WHAT YOU HAVE TO DO
Collect each line of the records containing the string "epochs".

Dataset rows:
○ ○ ○ ○ ○ ○ ○

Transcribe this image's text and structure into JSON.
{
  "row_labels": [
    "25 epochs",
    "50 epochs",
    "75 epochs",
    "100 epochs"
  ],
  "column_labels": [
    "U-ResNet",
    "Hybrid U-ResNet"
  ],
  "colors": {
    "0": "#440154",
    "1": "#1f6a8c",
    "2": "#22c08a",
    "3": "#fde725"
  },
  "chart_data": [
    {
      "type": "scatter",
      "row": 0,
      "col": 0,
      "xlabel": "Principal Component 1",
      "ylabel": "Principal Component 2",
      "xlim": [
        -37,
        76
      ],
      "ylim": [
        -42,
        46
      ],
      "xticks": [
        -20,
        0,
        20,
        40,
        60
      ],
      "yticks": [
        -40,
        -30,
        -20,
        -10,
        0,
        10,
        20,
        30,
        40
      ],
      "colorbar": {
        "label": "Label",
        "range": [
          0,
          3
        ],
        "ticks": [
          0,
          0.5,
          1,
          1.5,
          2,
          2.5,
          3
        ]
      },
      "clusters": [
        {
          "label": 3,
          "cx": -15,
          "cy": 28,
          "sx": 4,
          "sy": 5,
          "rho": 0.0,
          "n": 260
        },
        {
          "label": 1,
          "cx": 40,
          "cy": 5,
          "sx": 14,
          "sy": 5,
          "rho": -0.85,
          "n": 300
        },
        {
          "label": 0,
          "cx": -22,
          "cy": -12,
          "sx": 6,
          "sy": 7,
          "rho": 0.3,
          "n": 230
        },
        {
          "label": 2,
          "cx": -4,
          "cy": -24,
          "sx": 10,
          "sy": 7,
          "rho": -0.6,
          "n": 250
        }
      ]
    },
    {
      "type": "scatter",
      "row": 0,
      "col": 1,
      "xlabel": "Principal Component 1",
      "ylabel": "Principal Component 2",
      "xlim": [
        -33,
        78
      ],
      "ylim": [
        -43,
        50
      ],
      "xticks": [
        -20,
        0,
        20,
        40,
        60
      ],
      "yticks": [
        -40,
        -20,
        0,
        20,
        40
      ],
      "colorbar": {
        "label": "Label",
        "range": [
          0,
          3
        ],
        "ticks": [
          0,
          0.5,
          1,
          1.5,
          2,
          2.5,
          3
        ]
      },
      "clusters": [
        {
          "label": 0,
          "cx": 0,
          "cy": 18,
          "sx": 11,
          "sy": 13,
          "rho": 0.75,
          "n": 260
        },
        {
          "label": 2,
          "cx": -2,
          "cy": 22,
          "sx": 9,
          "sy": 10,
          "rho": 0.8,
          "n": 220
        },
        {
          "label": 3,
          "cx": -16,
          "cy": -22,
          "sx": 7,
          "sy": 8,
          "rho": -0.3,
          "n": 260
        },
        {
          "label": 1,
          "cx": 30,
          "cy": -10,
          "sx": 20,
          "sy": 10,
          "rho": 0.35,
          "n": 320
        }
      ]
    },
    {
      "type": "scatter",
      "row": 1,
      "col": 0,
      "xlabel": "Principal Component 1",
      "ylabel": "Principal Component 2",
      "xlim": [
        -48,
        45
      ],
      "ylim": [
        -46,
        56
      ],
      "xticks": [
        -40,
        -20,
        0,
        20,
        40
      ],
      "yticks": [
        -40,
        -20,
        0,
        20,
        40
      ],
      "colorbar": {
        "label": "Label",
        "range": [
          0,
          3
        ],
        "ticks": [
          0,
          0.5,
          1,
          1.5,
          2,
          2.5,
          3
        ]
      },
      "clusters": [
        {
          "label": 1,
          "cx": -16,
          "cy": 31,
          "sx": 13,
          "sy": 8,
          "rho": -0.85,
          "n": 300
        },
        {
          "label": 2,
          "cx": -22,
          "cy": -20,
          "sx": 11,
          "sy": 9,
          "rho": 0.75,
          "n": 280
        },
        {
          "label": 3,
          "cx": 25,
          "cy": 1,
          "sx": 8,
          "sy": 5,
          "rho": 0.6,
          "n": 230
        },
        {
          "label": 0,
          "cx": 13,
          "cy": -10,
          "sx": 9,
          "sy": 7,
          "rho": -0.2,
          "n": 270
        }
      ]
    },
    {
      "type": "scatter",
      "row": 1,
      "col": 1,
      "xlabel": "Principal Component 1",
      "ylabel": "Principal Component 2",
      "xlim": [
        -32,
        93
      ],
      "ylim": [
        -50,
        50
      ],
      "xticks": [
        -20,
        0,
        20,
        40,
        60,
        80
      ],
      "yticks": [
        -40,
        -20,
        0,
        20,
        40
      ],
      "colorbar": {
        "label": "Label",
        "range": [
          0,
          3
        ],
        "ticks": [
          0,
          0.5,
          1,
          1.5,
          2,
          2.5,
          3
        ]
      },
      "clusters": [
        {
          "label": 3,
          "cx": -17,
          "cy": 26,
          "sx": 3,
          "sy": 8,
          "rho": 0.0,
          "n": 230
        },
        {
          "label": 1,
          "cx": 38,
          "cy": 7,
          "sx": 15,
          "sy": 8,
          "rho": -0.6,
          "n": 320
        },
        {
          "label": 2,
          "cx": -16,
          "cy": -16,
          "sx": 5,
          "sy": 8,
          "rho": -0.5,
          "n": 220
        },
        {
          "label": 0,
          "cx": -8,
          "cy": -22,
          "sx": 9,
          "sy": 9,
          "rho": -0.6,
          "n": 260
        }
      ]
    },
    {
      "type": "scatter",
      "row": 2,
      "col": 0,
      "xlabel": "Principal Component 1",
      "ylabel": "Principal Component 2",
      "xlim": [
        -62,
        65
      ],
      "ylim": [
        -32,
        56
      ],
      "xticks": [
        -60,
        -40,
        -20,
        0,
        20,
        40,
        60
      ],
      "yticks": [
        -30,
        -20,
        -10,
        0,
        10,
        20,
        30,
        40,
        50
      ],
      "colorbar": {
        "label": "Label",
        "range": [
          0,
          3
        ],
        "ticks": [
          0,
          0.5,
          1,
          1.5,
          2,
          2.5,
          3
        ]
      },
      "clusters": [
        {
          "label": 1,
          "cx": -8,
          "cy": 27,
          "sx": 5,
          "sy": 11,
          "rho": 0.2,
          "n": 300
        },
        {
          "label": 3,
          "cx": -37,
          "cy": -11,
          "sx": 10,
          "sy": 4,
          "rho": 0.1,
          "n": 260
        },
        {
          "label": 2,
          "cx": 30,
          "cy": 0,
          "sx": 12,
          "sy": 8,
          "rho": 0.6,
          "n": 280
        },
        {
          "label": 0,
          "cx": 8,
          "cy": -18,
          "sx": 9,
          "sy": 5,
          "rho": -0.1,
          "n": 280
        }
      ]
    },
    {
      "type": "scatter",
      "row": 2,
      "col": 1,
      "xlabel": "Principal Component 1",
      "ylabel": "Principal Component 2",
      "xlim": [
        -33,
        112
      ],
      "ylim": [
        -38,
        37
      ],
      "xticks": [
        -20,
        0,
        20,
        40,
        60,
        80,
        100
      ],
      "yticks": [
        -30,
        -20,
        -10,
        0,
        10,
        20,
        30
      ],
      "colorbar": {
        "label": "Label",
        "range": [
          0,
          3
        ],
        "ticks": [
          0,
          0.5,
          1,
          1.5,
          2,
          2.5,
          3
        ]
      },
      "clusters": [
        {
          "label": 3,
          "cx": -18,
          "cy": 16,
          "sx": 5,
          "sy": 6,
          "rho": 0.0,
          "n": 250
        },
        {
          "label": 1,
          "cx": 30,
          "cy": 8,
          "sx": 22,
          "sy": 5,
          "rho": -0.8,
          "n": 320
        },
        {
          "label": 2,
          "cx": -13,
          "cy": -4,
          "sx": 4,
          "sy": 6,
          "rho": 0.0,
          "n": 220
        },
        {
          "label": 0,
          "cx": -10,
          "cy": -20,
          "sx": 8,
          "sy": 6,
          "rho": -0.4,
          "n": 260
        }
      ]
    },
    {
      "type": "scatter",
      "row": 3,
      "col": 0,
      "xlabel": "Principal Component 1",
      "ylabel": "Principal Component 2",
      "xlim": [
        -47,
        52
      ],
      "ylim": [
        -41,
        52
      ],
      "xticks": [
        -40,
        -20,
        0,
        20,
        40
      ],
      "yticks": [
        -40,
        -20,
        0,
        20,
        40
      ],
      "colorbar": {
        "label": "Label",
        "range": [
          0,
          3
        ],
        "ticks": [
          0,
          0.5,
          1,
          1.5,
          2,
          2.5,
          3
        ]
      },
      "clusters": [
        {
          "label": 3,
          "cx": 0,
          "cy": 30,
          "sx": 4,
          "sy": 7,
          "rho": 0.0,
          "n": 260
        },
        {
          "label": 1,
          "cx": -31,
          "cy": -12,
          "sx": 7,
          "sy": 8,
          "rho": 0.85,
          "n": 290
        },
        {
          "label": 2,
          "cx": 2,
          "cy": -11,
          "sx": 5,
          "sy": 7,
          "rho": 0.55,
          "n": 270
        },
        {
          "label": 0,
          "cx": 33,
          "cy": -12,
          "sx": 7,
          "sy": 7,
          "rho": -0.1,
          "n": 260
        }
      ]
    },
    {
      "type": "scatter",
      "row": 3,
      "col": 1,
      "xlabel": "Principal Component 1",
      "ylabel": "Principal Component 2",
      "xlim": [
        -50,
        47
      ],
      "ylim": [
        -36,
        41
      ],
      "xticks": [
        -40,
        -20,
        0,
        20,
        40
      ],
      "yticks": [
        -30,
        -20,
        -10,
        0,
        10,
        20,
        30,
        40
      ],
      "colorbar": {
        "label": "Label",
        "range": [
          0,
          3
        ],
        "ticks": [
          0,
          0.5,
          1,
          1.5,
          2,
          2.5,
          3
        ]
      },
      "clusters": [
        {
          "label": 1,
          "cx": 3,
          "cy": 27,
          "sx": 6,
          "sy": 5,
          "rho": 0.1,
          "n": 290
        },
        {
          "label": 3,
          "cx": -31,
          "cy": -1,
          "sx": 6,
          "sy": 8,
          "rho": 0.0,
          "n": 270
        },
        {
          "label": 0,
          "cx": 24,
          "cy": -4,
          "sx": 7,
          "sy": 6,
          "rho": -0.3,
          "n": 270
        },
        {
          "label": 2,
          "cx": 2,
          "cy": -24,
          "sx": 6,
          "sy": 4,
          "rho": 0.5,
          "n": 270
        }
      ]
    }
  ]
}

○ ○ ○ ○ ○ ○ ○

THE RESPONSE
    "25 epochs",
    "50 epochs",
    "75 epochs",
    "100 epochs"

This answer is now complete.